▸ Task requirements
Output the material beneath this task exactly, images excluded.

Stored entries
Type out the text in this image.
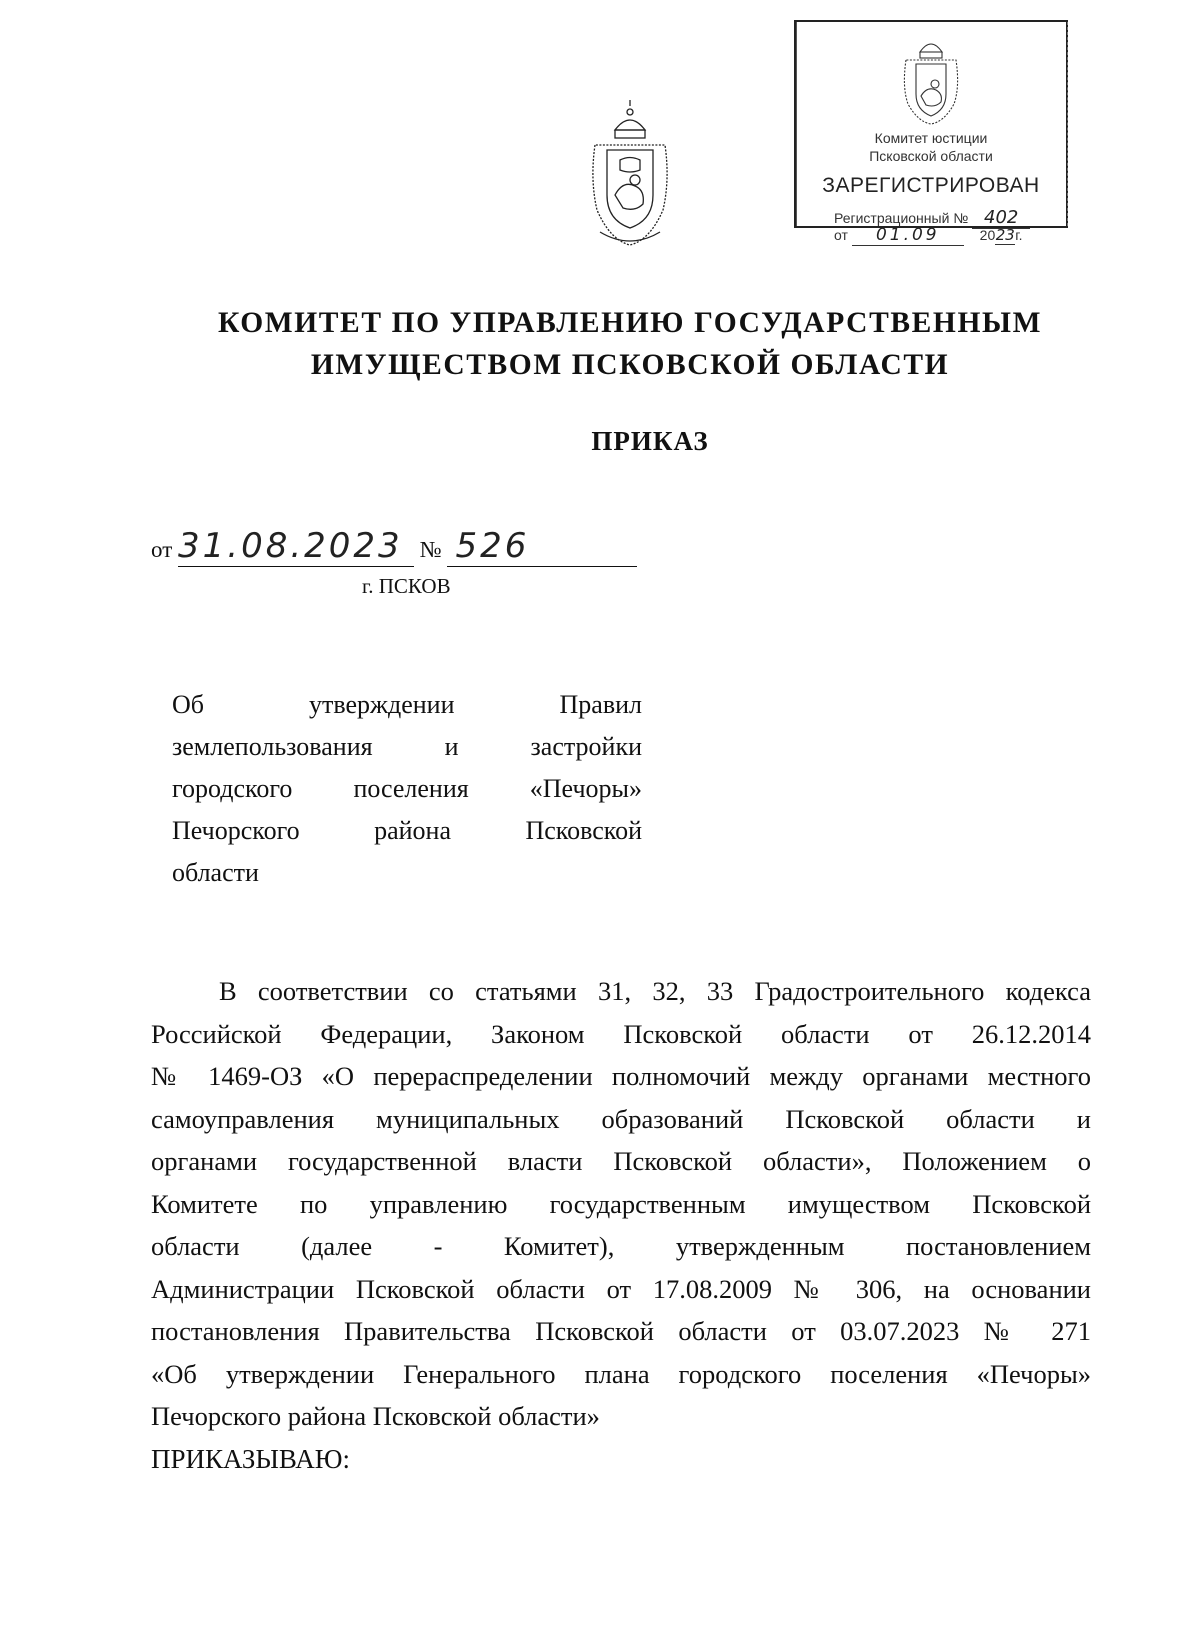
Комитет юстиции
Псковской области
ЗАРЕГИСТРИРОВАН
Регистрационный № 402
от 01.09	2023г.
КОМИТЕТ ПО УПРАВЛЕНИЮ ГОСУДАРСТВЕННЫМ
ИМУЩЕСТВОМ ПСКОВСКОЙ ОБЛАСТИ
ПРИКАЗ
от 31.08.2023 № 526
г. ПСКОВ
Об утверждении Правил
землепользования и застройки
городского поселения «Печоры»
Печорского района Псковской
области
В соответствии со статьями 31, 32, 33 Градостроительного кодекса
Российской Федерации, Законом Псковской области от 26.12.2014
№ 1469-ОЗ «О перераспределении полномочий между органами местного
самоуправления муниципальных образований Псковской области и
органами государственной власти Псковской области», Положением о
Комитете по управлению государственным имуществом Псковской
области (далее - Комитет), утвержденным постановлением
Администрации Псковской области от 17.08.2009 № 306, на основании
постановления Правительства Псковской области от 03.07.2023 № 271
«Об утверждении Генерального плана городского поселения «Печоры»
Печорского района Псковской области»
ПРИКАЗЫВАЮ:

▸ Result of this task
Type out the text in this image.
Комитет юстиции
Псковской области
ЗАРЕГИСТРИРОВАН
Регистрационный № 402
от 01.09	2023г.
КОМИТЕТ ПО УПРАВЛЕНИЮ ГОСУДАРСТВЕННЫМ
ИМУЩЕСТВОМ ПСКОВСКОЙ ОБЛАСТИ
ПРИКАЗ
от 31.08.2023 № 526
г. ПСКОВ
Об утверждении Правил
землепользования и застройки
городского поселения «Печоры»
Печорского района Псковской
области
В соответствии со статьями 31, 32, 33 Градостроительного кодекса
Российской Федерации, Законом Псковской области от 26.12.2014
№ 1469-ОЗ «О перераспределении полномочий между органами местного
самоуправления муниципальных образований Псковской области и
органами государственной власти Псковской области», Положением о
Комитете по управлению государственным имуществом Псковской
области (далее - Комитет), утвержденным постановлением
Администрации Псковской области от 17.08.2009 № 306, на основании
постановления Правительства Псковской области от 03.07.2023 № 271
«Об утверждении Генерального плана городского поселения «Печоры»
Печорского района Псковской области»
ПРИКАЗЫВАЮ:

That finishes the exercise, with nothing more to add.